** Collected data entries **
○ ○ ○ ○ ○ ○ ○

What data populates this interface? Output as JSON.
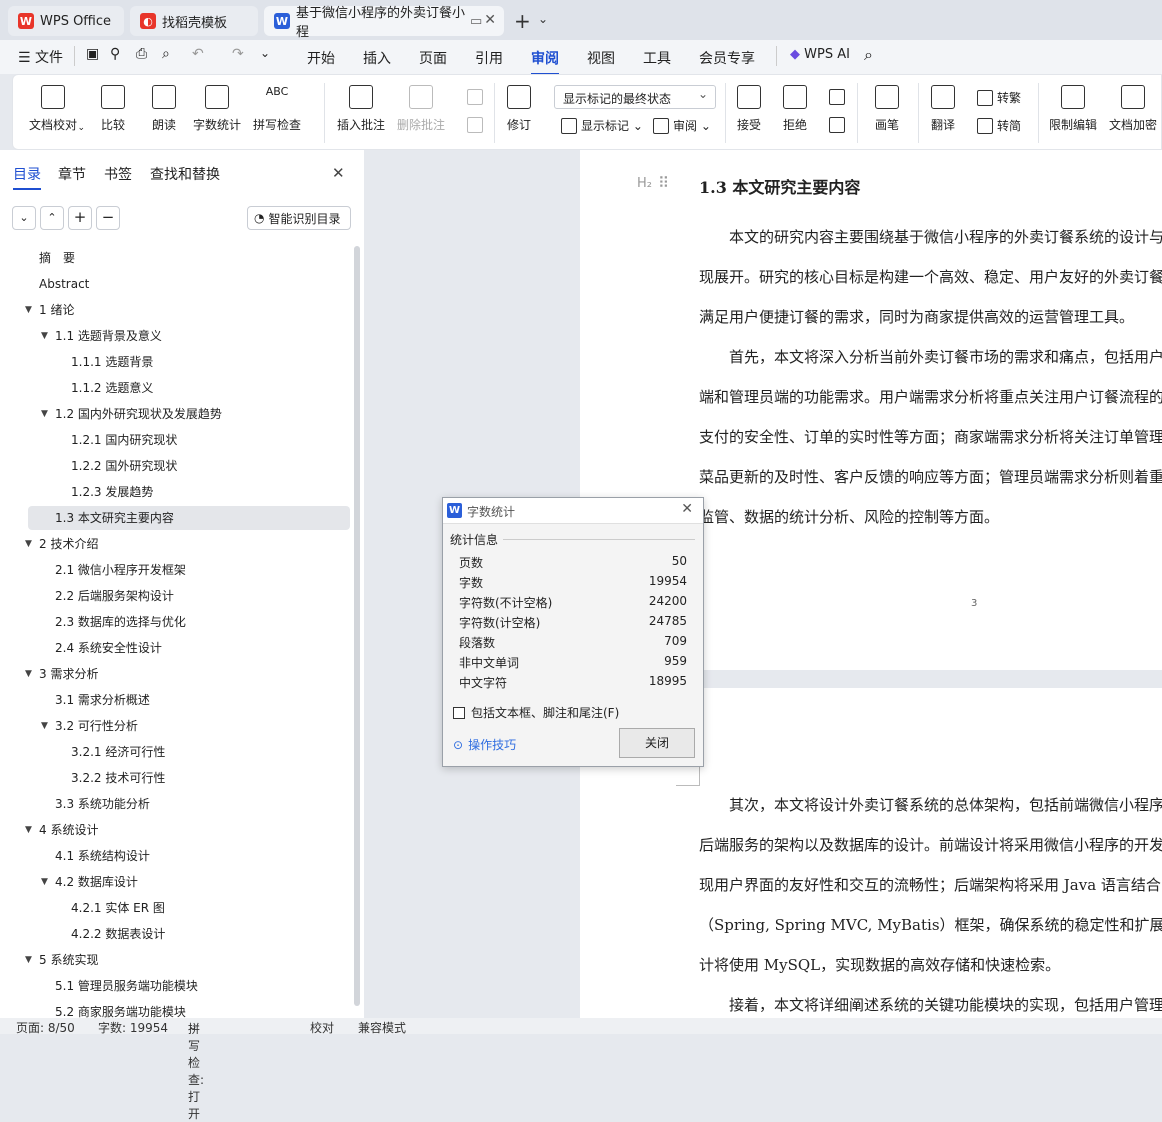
{
  "tabs": [
    {
      "label": "WPS Office"
    },
    {
      "label": "找稻壳模板"
    },
    {
      "label": "基于微信小程序的外卖订餐小程"
    }
  ],
  "menu": {
    "file": "文件",
    "items": [
      "开始",
      "插入",
      "页面",
      "引用",
      "审阅",
      "视图",
      "工具",
      "会员专享"
    ],
    "ai": "WPS AI"
  },
  "ribbon": {
    "big": [
      "文档校对",
      "比较",
      "朗读",
      "字数统计",
      "拼写检查",
      "插入批注",
      "删除批注",
      "修订",
      "接受",
      "拒绝",
      "画笔",
      "翻译",
      "限制编辑",
      "文档加密"
    ],
    "select": "显示标记的最终状态",
    "show_markup": "显示标记",
    "review": "审阅",
    "trad": "转繁",
    "simp": "转简"
  },
  "sidebar": {
    "tabs": [
      "目录",
      "章节",
      "书签",
      "查找和替换"
    ],
    "smart": "智能识别目录",
    "toc": [
      {
        "t": "摘　要",
        "l": 0
      },
      {
        "t": "Abstract",
        "l": 0
      },
      {
        "t": "1  绪论",
        "l": 0,
        "a": 1
      },
      {
        "t": "1.1  选题背景及意义",
        "l": 1,
        "a": 1
      },
      {
        "t": "1.1.1  选题背景",
        "l": 2
      },
      {
        "t": "1.1.2  选题意义",
        "l": 2
      },
      {
        "t": "1.2  国内外研究现状及发展趋势",
        "l": 1,
        "a": 1
      },
      {
        "t": "1.2.1  国内研究现状",
        "l": 2
      },
      {
        "t": "1.2.2  国外研究现状",
        "l": 2
      },
      {
        "t": "1.2.3  发展趋势",
        "l": 2
      },
      {
        "t": "1.3  本文研究主要内容",
        "l": 1,
        "hl": 1
      },
      {
        "t": "2  技术介绍",
        "l": 0,
        "a": 1
      },
      {
        "t": "2.1  微信小程序开发框架",
        "l": 1
      },
      {
        "t": "2.2  后端服务架构设计",
        "l": 1
      },
      {
        "t": "2.3  数据库的选择与优化",
        "l": 1
      },
      {
        "t": "2.4  系统安全性设计",
        "l": 1
      },
      {
        "t": "3  需求分析",
        "l": 0,
        "a": 1
      },
      {
        "t": "3.1  需求分析概述",
        "l": 1
      },
      {
        "t": "3.2  可行性分析",
        "l": 1,
        "a": 1
      },
      {
        "t": "3.2.1  经济可行性",
        "l": 2
      },
      {
        "t": "3.2.2  技术可行性",
        "l": 2
      },
      {
        "t": "3.3  系统功能分析",
        "l": 1
      },
      {
        "t": "4  系统设计",
        "l": 0,
        "a": 1
      },
      {
        "t": "4.1 系统结构设计",
        "l": 1
      },
      {
        "t": "4.2  数据库设计",
        "l": 1,
        "a": 1
      },
      {
        "t": "4.2.1  实体 ER 图",
        "l": 2
      },
      {
        "t": "4.2.2  数据表设计",
        "l": 2
      },
      {
        "t": "5  系统实现",
        "l": 0,
        "a": 1
      },
      {
        "t": "5.1  管理员服务端功能模块",
        "l": 1
      },
      {
        "t": "5.2  商家服务端功能模块",
        "l": 1
      }
    ]
  },
  "doc": {
    "heading_marker": "H₂",
    "heading": "1.3  本文研究主要内容",
    "p1": [
      "　　本文的研究内容主要围绕基于微信小程序的外卖订餐系统的设计与实",
      "现展开。研究的核心目标是构建一个高效、稳定、用户友好的外卖订餐",
      "满足用户便捷订餐的需求，同时为商家提供高效的运营管理工具。"
    ],
    "p2": [
      "　　首先，本文将深入分析当前外卖订餐市场的需求和痛点，包括用户端",
      "端和管理员端的功能需求。用户端需求分析将重点关注用户订餐流程的便",
      "支付的安全性、订单的实时性等方面；商家端需求分析将关注订单管理的",
      "菜品更新的及时性、客户反馈的响应等方面；管理员端需求分析则着重于",
      "监管、数据的统计分析、风险的控制等方面。"
    ],
    "page_number": "3",
    "p3": [
      "　　其次，本文将设计外卖订餐系统的总体架构，包括前端微信小程序的",
      "后端服务的架构以及数据库的设计。前端设计将采用微信小程序的开发框",
      "现用户界面的友好性和交互的流畅性；后端架构将采用 Java 语言结合",
      "（Spring, Spring MVC, MyBatis）框架，确保系统的稳定性和扩展性",
      "计将使用 MySQL，实现数据的高效存储和快速检索。",
      "　　接着，本文将详细阐述系统的关键功能模块的实现，包括用户管理"
    ]
  },
  "dialog": {
    "title": "字数统计",
    "section": "统计信息",
    "rows": [
      {
        "k": "页数",
        "v": "50"
      },
      {
        "k": "字数",
        "v": "19954"
      },
      {
        "k": "字符数(不计空格)",
        "v": "24200"
      },
      {
        "k": "字符数(计空格)",
        "v": "24785"
      },
      {
        "k": "段落数",
        "v": "709"
      },
      {
        "k": "非中文单词",
        "v": "959"
      },
      {
        "k": "中文字符",
        "v": "18995"
      }
    ],
    "checkbox": "包括文本框、脚注和尾注(F)",
    "tips": "操作技巧",
    "close": "关闭"
  },
  "status": {
    "page": "页面: 8/50",
    "words": "字数: 19954",
    "spell": "拼写检查: 打开",
    "proof": "校对",
    "compat": "兼容模式"
  }
}
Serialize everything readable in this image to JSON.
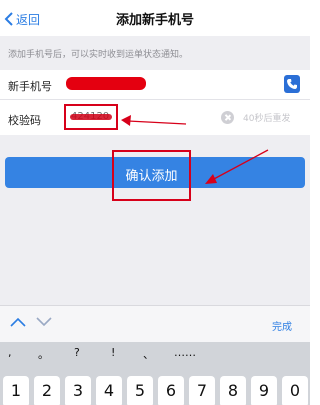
{
  "navbar": {
    "back_label": "返回",
    "title": "添加新手机号"
  },
  "hint": "添加手机号后，可以实时收到运单状态通知。",
  "form": {
    "phone_label": "新手机号",
    "code_label": "校验码",
    "code_value": "424120",
    "countdown": "40秒后重发"
  },
  "confirm_label": "确认添加",
  "keyboard": {
    "done_label": "完成",
    "symbols": [
      ",",
      "。",
      "?",
      "!",
      "、",
      "……"
    ],
    "keys": [
      "1",
      "2",
      "3",
      "4",
      "5",
      "6",
      "7",
      "8",
      "9",
      "0"
    ]
  },
  "colors": {
    "accent": "#2b7de3",
    "button": "#3583e3",
    "annotation": "#d7001a"
  }
}
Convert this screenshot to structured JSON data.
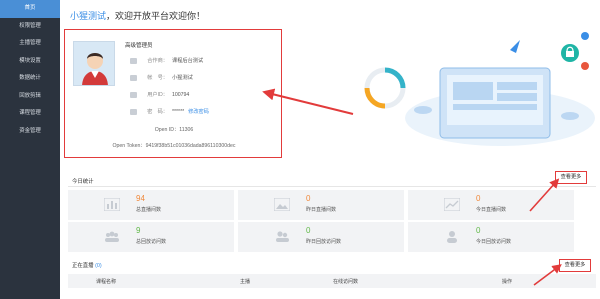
{
  "sidebar": {
    "items": [
      {
        "label": "首页",
        "active": true
      },
      {
        "label": "权限管理"
      },
      {
        "label": "主播管理"
      },
      {
        "label": "模块设置"
      },
      {
        "label": "数据统计"
      },
      {
        "label": "回放剪辑"
      },
      {
        "label": "课程管理"
      },
      {
        "label": "资金管理"
      }
    ]
  },
  "header": {
    "username": "小猩测试",
    "welcome_text": "，欢迎开放平台欢迎你！"
  },
  "profile": {
    "title": "高级管理员",
    "rows": [
      {
        "icon": "company-icon",
        "label": "合作商：",
        "value": "课程后台测试"
      },
      {
        "icon": "user-icon",
        "label": "帐　号：",
        "value": "小猩测试"
      },
      {
        "icon": "id-icon",
        "label": "用户ID：",
        "value": "100794"
      },
      {
        "icon": "lock-icon",
        "label": "密　码：",
        "value": "******",
        "link": "修改密码"
      }
    ],
    "open_id": "Open ID：11306",
    "open_token": "Open Token：9419f38b51c01036dada896110300dec"
  },
  "today_stats": {
    "title": "今日统计",
    "more_label": "查看更多",
    "cards": [
      {
        "value": "94",
        "label": "总直播间数",
        "color": "#f0893c",
        "icon": "bar-chart-icon"
      },
      {
        "value": "0",
        "label": "昨日直播间数",
        "color": "#f0893c",
        "icon": "image-icon"
      },
      {
        "value": "0",
        "label": "今日直播间数",
        "color": "#f0893c",
        "icon": "line-chart-icon"
      },
      {
        "value": "9",
        "label": "总回放访问数",
        "color": "#63b94b",
        "icon": "people-icon"
      },
      {
        "value": "0",
        "label": "昨日回放访问数",
        "color": "#63b94b",
        "icon": "users-icon"
      },
      {
        "value": "0",
        "label": "今日回放访问数",
        "color": "#63b94b",
        "icon": "person-icon"
      }
    ]
  },
  "live": {
    "title": "正在直播",
    "count": "(0)",
    "more_label": "查看更多",
    "columns": [
      "课程名称",
      "主播",
      "在线访问数",
      "操作"
    ]
  },
  "colors": {
    "sidebar_bg": "#2b333e",
    "active": "#4a8fd6",
    "annotation_red": "#e23b3b",
    "orange": "#f0893c",
    "green": "#63b94b"
  }
}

○ ○ ○ ○ ○ ○ ○

** Problem to solve **
Scan the lines for the string "JSON". Copy out each line that matches.

** Task answer **
What data populates this interface? Output as JSON.
Serialize everything readable in this image to JSON.
Convert this screenshot to structured JSON data.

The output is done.